#### EXERCISE AIM
Each line below should be retyped exactly, with no pictures.

#### TASK INPUTS
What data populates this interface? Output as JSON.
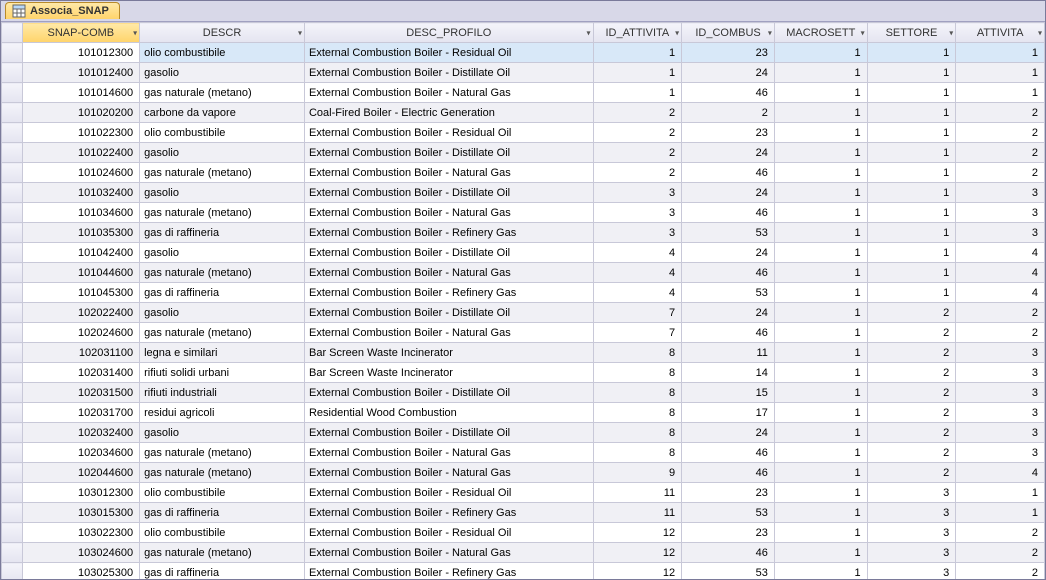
{
  "tab": {
    "title": "Associa_SNAP"
  },
  "columns": [
    {
      "label": "SNAP-COMB",
      "sort": true
    },
    {
      "label": "DESCR",
      "sort": false
    },
    {
      "label": "DESC_PROFILO",
      "sort": false
    },
    {
      "label": "ID_ATTIVITA",
      "sort": false
    },
    {
      "label": "ID_COMBUS",
      "sort": false
    },
    {
      "label": "MACROSETT",
      "sort": false
    },
    {
      "label": "SETTORE",
      "sort": false
    },
    {
      "label": "ATTIVITA",
      "sort": false
    }
  ],
  "rows": [
    {
      "snap": "101012300",
      "descr": "olio combustibile",
      "prof": "External Combustion Boiler - Residual Oil",
      "id_att": 1,
      "id_comb": 23,
      "macro": 1,
      "sett": 1,
      "activ": 1,
      "selected": true,
      "editing": true
    },
    {
      "snap": "101012400",
      "descr": "gasolio",
      "prof": "External Combustion Boiler - Distillate Oil",
      "id_att": 1,
      "id_comb": 24,
      "macro": 1,
      "sett": 1,
      "activ": 1
    },
    {
      "snap": "101014600",
      "descr": "gas naturale (metano)",
      "prof": "External Combustion Boiler - Natural Gas",
      "id_att": 1,
      "id_comb": 46,
      "macro": 1,
      "sett": 1,
      "activ": 1
    },
    {
      "snap": "101020200",
      "descr": "carbone da vapore",
      "prof": "Coal-Fired Boiler - Electric Generation",
      "id_att": 2,
      "id_comb": 2,
      "macro": 1,
      "sett": 1,
      "activ": 2
    },
    {
      "snap": "101022300",
      "descr": "olio combustibile",
      "prof": "External Combustion Boiler - Residual Oil",
      "id_att": 2,
      "id_comb": 23,
      "macro": 1,
      "sett": 1,
      "activ": 2
    },
    {
      "snap": "101022400",
      "descr": "gasolio",
      "prof": "External Combustion Boiler - Distillate Oil",
      "id_att": 2,
      "id_comb": 24,
      "macro": 1,
      "sett": 1,
      "activ": 2
    },
    {
      "snap": "101024600",
      "descr": "gas naturale (metano)",
      "prof": "External Combustion Boiler - Natural Gas",
      "id_att": 2,
      "id_comb": 46,
      "macro": 1,
      "sett": 1,
      "activ": 2
    },
    {
      "snap": "101032400",
      "descr": "gasolio",
      "prof": "External Combustion Boiler - Distillate Oil",
      "id_att": 3,
      "id_comb": 24,
      "macro": 1,
      "sett": 1,
      "activ": 3
    },
    {
      "snap": "101034600",
      "descr": "gas naturale (metano)",
      "prof": "External Combustion Boiler - Natural Gas",
      "id_att": 3,
      "id_comb": 46,
      "macro": 1,
      "sett": 1,
      "activ": 3
    },
    {
      "snap": "101035300",
      "descr": "gas di raffineria",
      "prof": "External Combustion Boiler - Refinery Gas",
      "id_att": 3,
      "id_comb": 53,
      "macro": 1,
      "sett": 1,
      "activ": 3
    },
    {
      "snap": "101042400",
      "descr": "gasolio",
      "prof": "External Combustion Boiler - Distillate Oil",
      "id_att": 4,
      "id_comb": 24,
      "macro": 1,
      "sett": 1,
      "activ": 4
    },
    {
      "snap": "101044600",
      "descr": "gas naturale (metano)",
      "prof": "External Combustion Boiler - Natural Gas",
      "id_att": 4,
      "id_comb": 46,
      "macro": 1,
      "sett": 1,
      "activ": 4
    },
    {
      "snap": "101045300",
      "descr": "gas di raffineria",
      "prof": "External Combustion Boiler - Refinery Gas",
      "id_att": 4,
      "id_comb": 53,
      "macro": 1,
      "sett": 1,
      "activ": 4
    },
    {
      "snap": "102022400",
      "descr": "gasolio",
      "prof": "External Combustion Boiler - Distillate Oil",
      "id_att": 7,
      "id_comb": 24,
      "macro": 1,
      "sett": 2,
      "activ": 2
    },
    {
      "snap": "102024600",
      "descr": "gas naturale (metano)",
      "prof": "External Combustion Boiler - Natural Gas",
      "id_att": 7,
      "id_comb": 46,
      "macro": 1,
      "sett": 2,
      "activ": 2
    },
    {
      "snap": "102031100",
      "descr": "legna e similari",
      "prof": "Bar Screen Waste Incinerator",
      "id_att": 8,
      "id_comb": 11,
      "macro": 1,
      "sett": 2,
      "activ": 3
    },
    {
      "snap": "102031400",
      "descr": "rifiuti solidi urbani",
      "prof": "Bar Screen Waste Incinerator",
      "id_att": 8,
      "id_comb": 14,
      "macro": 1,
      "sett": 2,
      "activ": 3
    },
    {
      "snap": "102031500",
      "descr": "rifiuti industriali",
      "prof": "External Combustion Boiler - Distillate Oil",
      "id_att": 8,
      "id_comb": 15,
      "macro": 1,
      "sett": 2,
      "activ": 3
    },
    {
      "snap": "102031700",
      "descr": "residui agricoli",
      "prof": "Residential Wood Combustion",
      "id_att": 8,
      "id_comb": 17,
      "macro": 1,
      "sett": 2,
      "activ": 3
    },
    {
      "snap": "102032400",
      "descr": "gasolio",
      "prof": "External Combustion Boiler - Distillate Oil",
      "id_att": 8,
      "id_comb": 24,
      "macro": 1,
      "sett": 2,
      "activ": 3
    },
    {
      "snap": "102034600",
      "descr": "gas naturale (metano)",
      "prof": "External Combustion Boiler - Natural Gas",
      "id_att": 8,
      "id_comb": 46,
      "macro": 1,
      "sett": 2,
      "activ": 3
    },
    {
      "snap": "102044600",
      "descr": "gas naturale (metano)",
      "prof": "External Combustion Boiler - Natural Gas",
      "id_att": 9,
      "id_comb": 46,
      "macro": 1,
      "sett": 2,
      "activ": 4
    },
    {
      "snap": "103012300",
      "descr": "olio combustibile",
      "prof": "External Combustion Boiler - Residual Oil",
      "id_att": 11,
      "id_comb": 23,
      "macro": 1,
      "sett": 3,
      "activ": 1
    },
    {
      "snap": "103015300",
      "descr": "gas di raffineria",
      "prof": "External Combustion Boiler - Refinery Gas",
      "id_att": 11,
      "id_comb": 53,
      "macro": 1,
      "sett": 3,
      "activ": 1
    },
    {
      "snap": "103022300",
      "descr": "olio combustibile",
      "prof": "External Combustion Boiler - Residual Oil",
      "id_att": 12,
      "id_comb": 23,
      "macro": 1,
      "sett": 3,
      "activ": 2
    },
    {
      "snap": "103024600",
      "descr": "gas naturale (metano)",
      "prof": "External Combustion Boiler - Natural Gas",
      "id_att": 12,
      "id_comb": 46,
      "macro": 1,
      "sett": 3,
      "activ": 2
    },
    {
      "snap": "103025300",
      "descr": "gas di raffineria",
      "prof": "External Combustion Boiler - Refinery Gas",
      "id_att": 12,
      "id_comb": 53,
      "macro": 1,
      "sett": 3,
      "activ": 2
    }
  ]
}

#### ANSWER TO THE TASK
What data populates this interface? Output as JSON.
{
  "tab": {
    "title": "Associa_SNAP"
  },
  "columns": [
    {
      "label": "SNAP-COMB",
      "sort": true
    },
    {
      "label": "DESCR",
      "sort": false
    },
    {
      "label": "DESC_PROFILO",
      "sort": false
    },
    {
      "label": "ID_ATTIVITA",
      "sort": false
    },
    {
      "label": "ID_COMBUS",
      "sort": false
    },
    {
      "label": "MACROSETT",
      "sort": false
    },
    {
      "label": "SETTORE",
      "sort": false
    },
    {
      "label": "ATTIVITA",
      "sort": false
    }
  ],
  "rows": [
    {
      "snap": "101012300",
      "descr": "olio combustibile",
      "prof": "External Combustion Boiler - Residual Oil",
      "id_att": 1,
      "id_comb": 23,
      "macro": 1,
      "sett": 1,
      "activ": 1,
      "selected": true,
      "editing": true
    },
    {
      "snap": "101012400",
      "descr": "gasolio",
      "prof": "External Combustion Boiler - Distillate Oil",
      "id_att": 1,
      "id_comb": 24,
      "macro": 1,
      "sett": 1,
      "activ": 1
    },
    {
      "snap": "101014600",
      "descr": "gas naturale (metano)",
      "prof": "External Combustion Boiler - Natural Gas",
      "id_att": 1,
      "id_comb": 46,
      "macro": 1,
      "sett": 1,
      "activ": 1
    },
    {
      "snap": "101020200",
      "descr": "carbone da vapore",
      "prof": "Coal-Fired Boiler - Electric Generation",
      "id_att": 2,
      "id_comb": 2,
      "macro": 1,
      "sett": 1,
      "activ": 2
    },
    {
      "snap": "101022300",
      "descr": "olio combustibile",
      "prof": "External Combustion Boiler - Residual Oil",
      "id_att": 2,
      "id_comb": 23,
      "macro": 1,
      "sett": 1,
      "activ": 2
    },
    {
      "snap": "101022400",
      "descr": "gasolio",
      "prof": "External Combustion Boiler - Distillate Oil",
      "id_att": 2,
      "id_comb": 24,
      "macro": 1,
      "sett": 1,
      "activ": 2
    },
    {
      "snap": "101024600",
      "descr": "gas naturale (metano)",
      "prof": "External Combustion Boiler - Natural Gas",
      "id_att": 2,
      "id_comb": 46,
      "macro": 1,
      "sett": 1,
      "activ": 2
    },
    {
      "snap": "101032400",
      "descr": "gasolio",
      "prof": "External Combustion Boiler - Distillate Oil",
      "id_att": 3,
      "id_comb": 24,
      "macro": 1,
      "sett": 1,
      "activ": 3
    },
    {
      "snap": "101034600",
      "descr": "gas naturale (metano)",
      "prof": "External Combustion Boiler - Natural Gas",
      "id_att": 3,
      "id_comb": 46,
      "macro": 1,
      "sett": 1,
      "activ": 3
    },
    {
      "snap": "101035300",
      "descr": "gas di raffineria",
      "prof": "External Combustion Boiler - Refinery Gas",
      "id_att": 3,
      "id_comb": 53,
      "macro": 1,
      "sett": 1,
      "activ": 3
    },
    {
      "snap": "101042400",
      "descr": "gasolio",
      "prof": "External Combustion Boiler - Distillate Oil",
      "id_att": 4,
      "id_comb": 24,
      "macro": 1,
      "sett": 1,
      "activ": 4
    },
    {
      "snap": "101044600",
      "descr": "gas naturale (metano)",
      "prof": "External Combustion Boiler - Natural Gas",
      "id_att": 4,
      "id_comb": 46,
      "macro": 1,
      "sett": 1,
      "activ": 4
    },
    {
      "snap": "101045300",
      "descr": "gas di raffineria",
      "prof": "External Combustion Boiler - Refinery Gas",
      "id_att": 4,
      "id_comb": 53,
      "macro": 1,
      "sett": 1,
      "activ": 4
    },
    {
      "snap": "102022400",
      "descr": "gasolio",
      "prof": "External Combustion Boiler - Distillate Oil",
      "id_att": 7,
      "id_comb": 24,
      "macro": 1,
      "sett": 2,
      "activ": 2
    },
    {
      "snap": "102024600",
      "descr": "gas naturale (metano)",
      "prof": "External Combustion Boiler - Natural Gas",
      "id_att": 7,
      "id_comb": 46,
      "macro": 1,
      "sett": 2,
      "activ": 2
    },
    {
      "snap": "102031100",
      "descr": "legna e similari",
      "prof": "Bar Screen Waste Incinerator",
      "id_att": 8,
      "id_comb": 11,
      "macro": 1,
      "sett": 2,
      "activ": 3
    },
    {
      "snap": "102031400",
      "descr": "rifiuti solidi urbani",
      "prof": "Bar Screen Waste Incinerator",
      "id_att": 8,
      "id_comb": 14,
      "macro": 1,
      "sett": 2,
      "activ": 3
    },
    {
      "snap": "102031500",
      "descr": "rifiuti industriali",
      "prof": "External Combustion Boiler - Distillate Oil",
      "id_att": 8,
      "id_comb": 15,
      "macro": 1,
      "sett": 2,
      "activ": 3
    },
    {
      "snap": "102031700",
      "descr": "residui agricoli",
      "prof": "Residential Wood Combustion",
      "id_att": 8,
      "id_comb": 17,
      "macro": 1,
      "sett": 2,
      "activ": 3
    },
    {
      "snap": "102032400",
      "descr": "gasolio",
      "prof": "External Combustion Boiler - Distillate Oil",
      "id_att": 8,
      "id_comb": 24,
      "macro": 1,
      "sett": 2,
      "activ": 3
    },
    {
      "snap": "102034600",
      "descr": "gas naturale (metano)",
      "prof": "External Combustion Boiler - Natural Gas",
      "id_att": 8,
      "id_comb": 46,
      "macro": 1,
      "sett": 2,
      "activ": 3
    },
    {
      "snap": "102044600",
      "descr": "gas naturale (metano)",
      "prof": "External Combustion Boiler - Natural Gas",
      "id_att": 9,
      "id_comb": 46,
      "macro": 1,
      "sett": 2,
      "activ": 4
    },
    {
      "snap": "103012300",
      "descr": "olio combustibile",
      "prof": "External Combustion Boiler - Residual Oil",
      "id_att": 11,
      "id_comb": 23,
      "macro": 1,
      "sett": 3,
      "activ": 1
    },
    {
      "snap": "103015300",
      "descr": "gas di raffineria",
      "prof": "External Combustion Boiler - Refinery Gas",
      "id_att": 11,
      "id_comb": 53,
      "macro": 1,
      "sett": 3,
      "activ": 1
    },
    {
      "snap": "103022300",
      "descr": "olio combustibile",
      "prof": "External Combustion Boiler - Residual Oil",
      "id_att": 12,
      "id_comb": 23,
      "macro": 1,
      "sett": 3,
      "activ": 2
    },
    {
      "snap": "103024600",
      "descr": "gas naturale (metano)",
      "prof": "External Combustion Boiler - Natural Gas",
      "id_att": 12,
      "id_comb": 46,
      "macro": 1,
      "sett": 3,
      "activ": 2
    },
    {
      "snap": "103025300",
      "descr": "gas di raffineria",
      "prof": "External Combustion Boiler - Refinery Gas",
      "id_att": 12,
      "id_comb": 53,
      "macro": 1,
      "sett": 3,
      "activ": 2
    }
  ]
}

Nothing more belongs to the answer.